## WHAT IS BEING ASKED
Isolate every line in the records below with "subscriptions" in it.

::::::

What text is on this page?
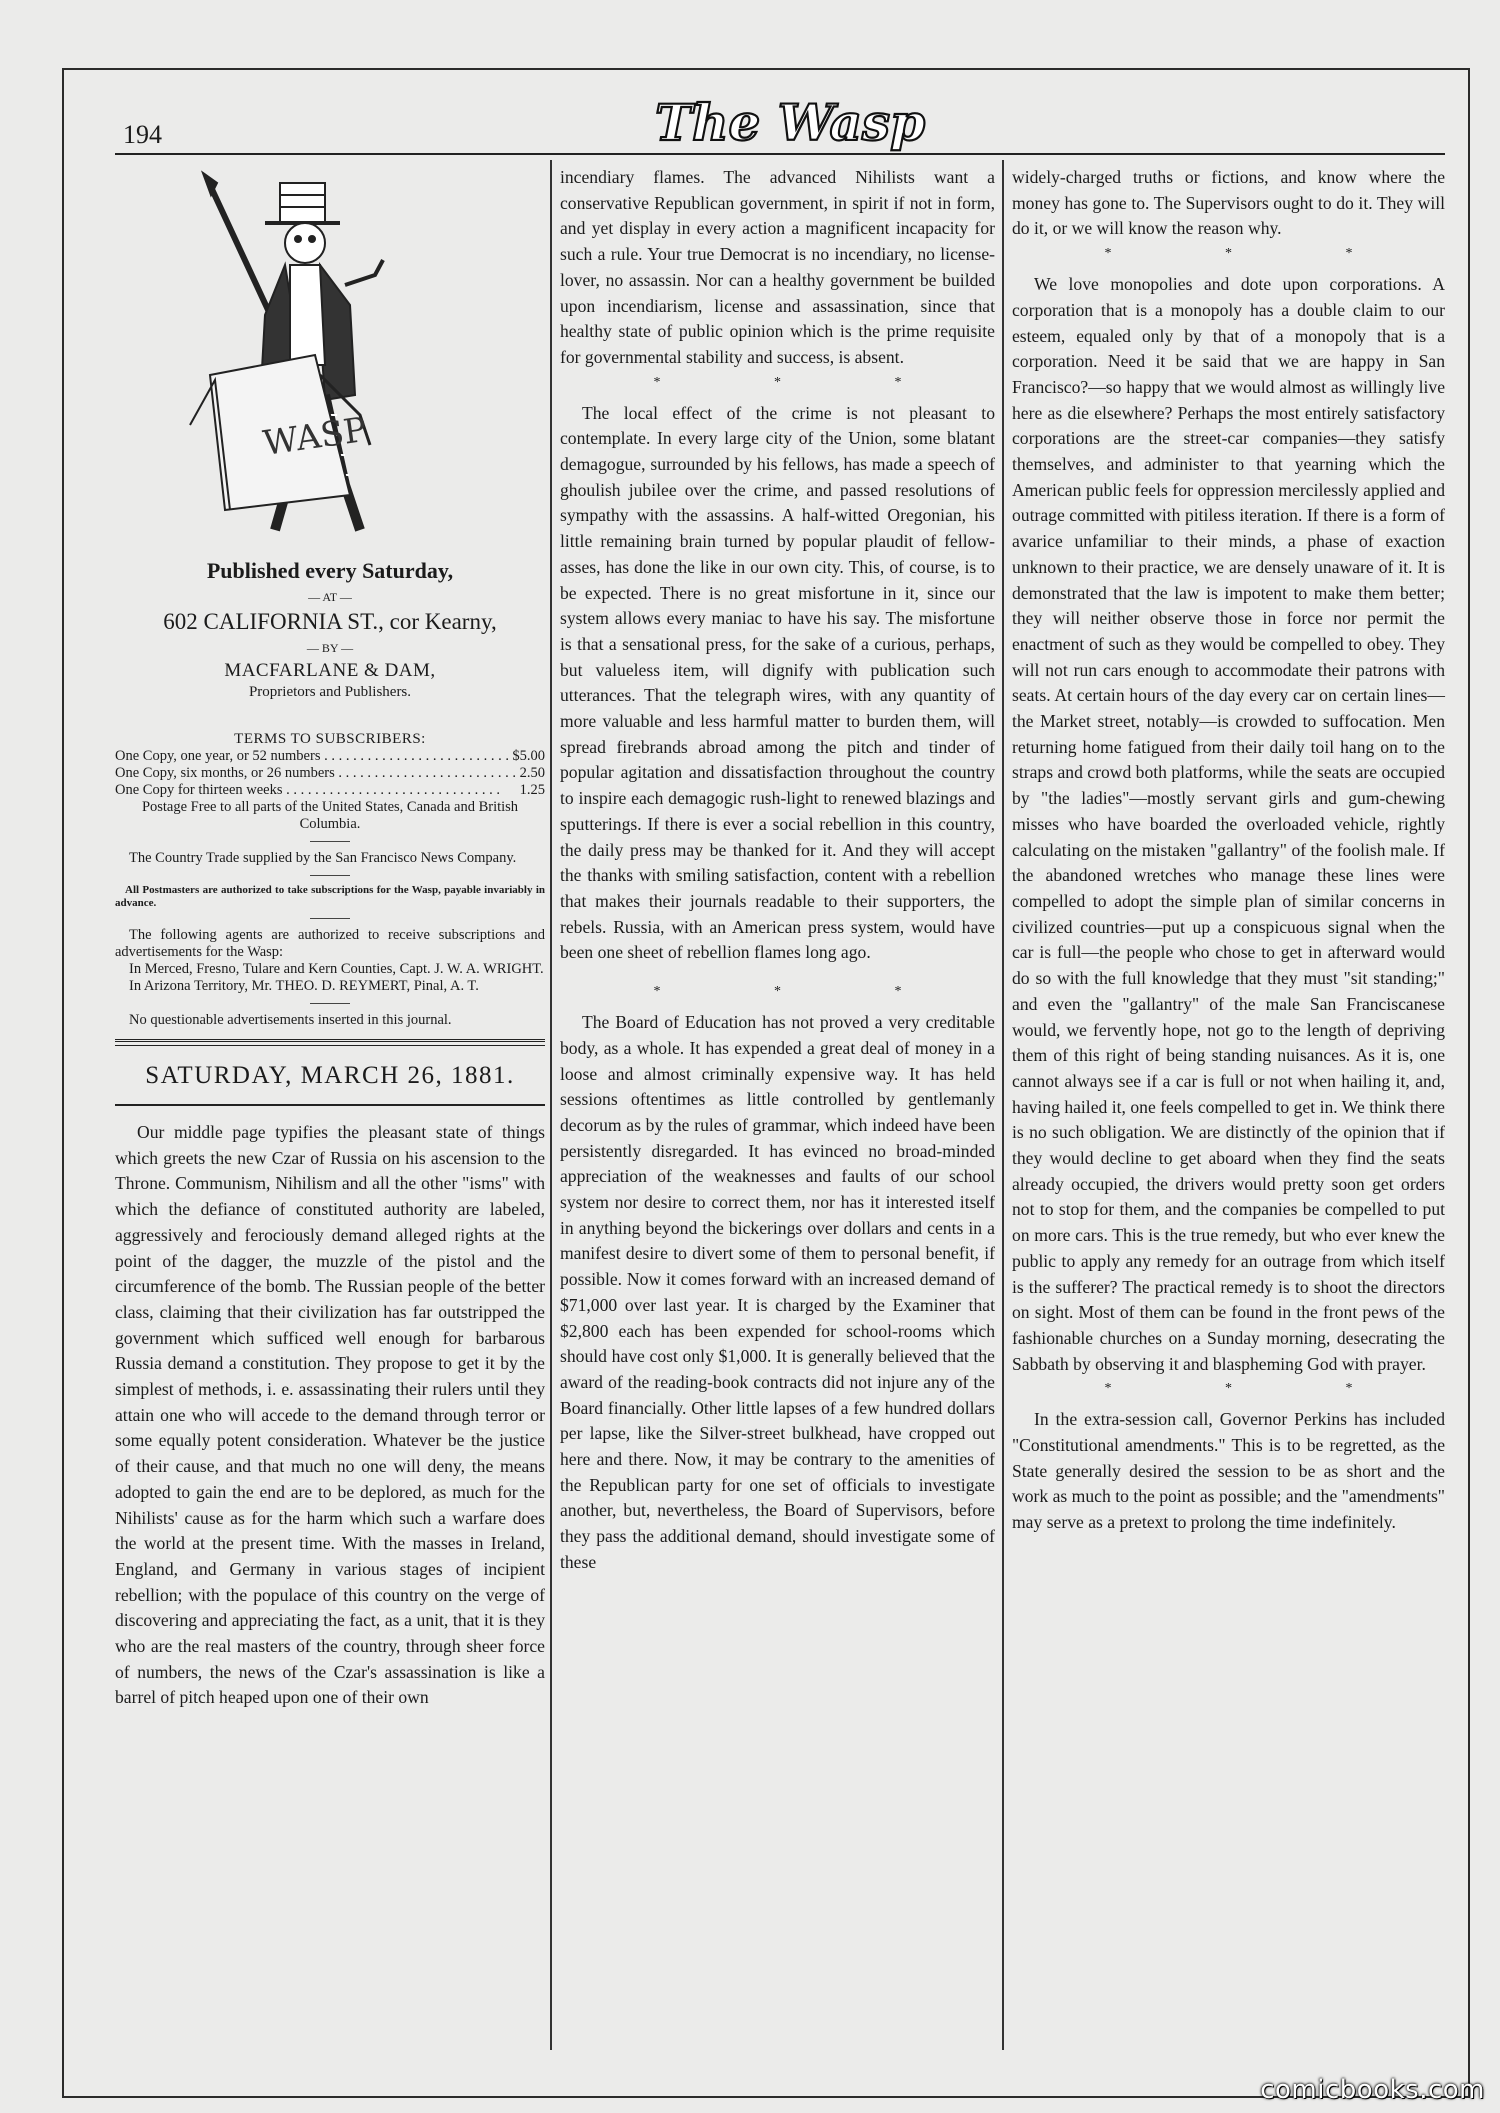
194	The Wasp
WASP
Published every Saturday,
— AT —
602 CALIFORNIA ST., cor Kearny,
— BY —
MACFARLANE & DAM,
Proprietors and Publishers.
TERMS TO SUBSCRIBERS:
One Copy, one year, or 52 numbers . . .	$5.00
One Copy, six months, or 26 numbers . . .	2.50
One Copy for thirteen weeks . . .	1.25
Postage Free to all parts of the United States, Canada and British Columbia.

The Country Trade supplied by the San Francisco News Company.

All Postmasters are authorized to take subscriptions for the Wasp, payable invariably in advance.

The following agents are authorized to receive subscriptions and advertisements for the Wasp:

In Merced, Fresno, Tulare and Kern Counties, Capt. J. W. A. WRIGHT.

In Arizona Territory, Mr. THEO. D. REYMERT, Pinal, A. T.

No questionable advertisements inserted in this journal.

SATURDAY, MARCH 26, 1881.

Our middle page typifies the pleasant state of things which greets the new Czar of Russia on his ascension to the Throne. Communism, Nihilism and all the other "isms" with which the defiance of constituted authority are labeled, aggressively and ferociously demand alleged rights at the point of the dagger, the muzzle of the pistol and the circumference of the bomb. The Russian people of the better class, claiming that their civilization has far outstripped the government which sufficed well enough for barbarous Russia demand a constitution. They propose to get it by the simplest of methods, i. e. assassinating their rulers until they attain one who will accede to the demand through terror or some equally potent consideration. Whatever be the justice of their cause, and that much no one will deny, the means adopted to gain the end are to be deplored, as much for the Nihilists' cause as for the harm which such a warfare does the world at the present time. With the masses in Ireland, England, and Germany in various stages of incipient rebellion; with the populace of this country on the verge of discovering and appreciating the fact, as a unit, that it is they who are the real masters of the country, through sheer force of numbers, the news of the Czar's assassination is like a barrel of pitch heaped upon one of their own

incendiary flames. The advanced Nihilists want a conservative Republican government, in spirit if not in form, and yet display in every action a magnificent incapacity for such a rule. Your true Democrat is no incendiary, no license-lover, no assassin. Nor can a healthy government be builded upon incendiarism, license and assassination, since that healthy state of public opinion which is the prime requisite for governmental stability and success, is absent.

* * *

The local effect of the crime is not pleasant to contemplate. In every large city of the Union, some blatant demagogue, surrounded by his fellows, has made a speech of ghoulish jubilee over the crime, and passed resolutions of sympathy with the assassins. A half-witted Oregonian, his little remaining brain turned by popular plaudit of fellow-asses, has done the like in our own city. This, of course, is to be expected. There is no great misfortune in it, since our system allows every maniac to have his say. The misfortune is that a sensational press, for the sake of a curious, perhaps, but valueless item, will dignify with publication such utterances. That the telegraph wires, with any quantity of more valuable and less harmful matter to burden them, will spread firebrands abroad among the pitch and tinder of popular agitation and dissatisfaction throughout the country to inspire each demagogic rush-light to renewed blazings and sputterings. If there is ever a social rebellion in this country, the daily press may be thanked for it. And they will accept the thanks with smiling satisfaction, content with a rebellion that makes their journals readable to their supporters, the rebels. Russia, with an American press system, would have been one sheet of rebellion flames long ago.

* * *

The Board of Education has not proved a very creditable body, as a whole. It has expended a great deal of money in a loose and almost criminally expensive way. It has held sessions oftentimes as little controlled by gentlemanly decorum as by the rules of grammar, which indeed have been persistently disregarded. It has evinced no broad-minded appreciation of the weaknesses and faults of our school system nor desire to correct them, nor has it interested itself in anything beyond the bickerings over dollars and cents in a manifest desire to divert some of them to personal benefit, if possible. Now it comes forward with an increased demand of $71,000 over last year. It is charged by the Examiner that $2,800 each has been expended for school-rooms which should have cost only $1,000. It is generally believed that the award of the reading-book contracts did not injure any of the Board financially. Other little lapses of a few hundred dollars per lapse, like the Silver-street bulkhead, have cropped out here and there. Now, it may be contrary to the amenities of the Republican party for one set of officials to investigate another, but, nevertheless, the Board of Supervisors, before they pass the additional demand, should investigate some of these

widely-charged truths or fictions, and know where the money has gone to. The Supervisors ought to do it. They will do it, or we will know the reason why.

* * *

We love monopolies and dote upon corporations. A corporation that is a monopoly has a double claim to our esteem, equaled only by that of a monopoly that is a corporation. Need it be said that we are happy in San Francisco?—so happy that we would almost as willingly live here as die elsewhere? Perhaps the most entirely satisfactory corporations are the street-car companies—they satisfy themselves, and administer to that yearning which the American public feels for oppression mercilessly applied and outrage committed with pitiless iteration. If there is a form of avarice unfamiliar to their minds, a phase of exaction unknown to their practice, we are densely unaware of it. It is demonstrated that the law is impotent to make them better; they will neither observe those in force nor permit the enactment of such as they would be compelled to obey. They will not run cars enough to accommodate their patrons with seats. At certain hours of the day every car on certain lines—the Market street, notably—is crowded to suffocation. Men returning home fatigued from their daily toil hang on to the straps and crowd both platforms, while the seats are occupied by "the ladies"—mostly servant girls and gum-chewing misses who have boarded the overloaded vehicle, rightly calculating on the mistaken "gallantry" of the foolish male. If the abandoned wretches who manage these lines were compelled to adopt the simple plan of similar concerns in civilized countries—put up a conspicuous signal when the car is full—the people who chose to get in afterward would do so with the full knowledge that they must "sit standing;" and even the "gallantry" of the male San Franciscanese would, we fervently hope, not go to the length of depriving them of this right of being standing nuisances. As it is, one cannot always see if a car is full or not when hailing it, and, having hailed it, one feels compelled to get in. We think there is no such obligation. We are distinctly of the opinion that if they would decline to get aboard when they find the seats already occupied, the drivers would pretty soon get orders not to stop for them, and the companies be compelled to put on more cars. This is the true remedy, but who ever knew the public to apply any remedy for an outrage from which itself is the sufferer? The practical remedy is to shoot the directors on sight. Most of them can be found in the front pews of the fashionable churches on a Sunday morning, desecrating the Sabbath by observing it and blaspheming God with prayer.

* * *

In the extra-session call, Governor Perkins has included "Constitutional amendments." This is to be regretted, as the State generally desired the session to be as short and the work as much to the point as possible; and the "amendments" may serve as a pretext to prolong the time indefinitely.

comicbooks.com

::::::

## TASK OUTPUT
All Postmasters are authorized to take subscriptions for the Wasp, payable invariably in advance.
The following agents are authorized to receive subscriptions and advertisements for the Wasp:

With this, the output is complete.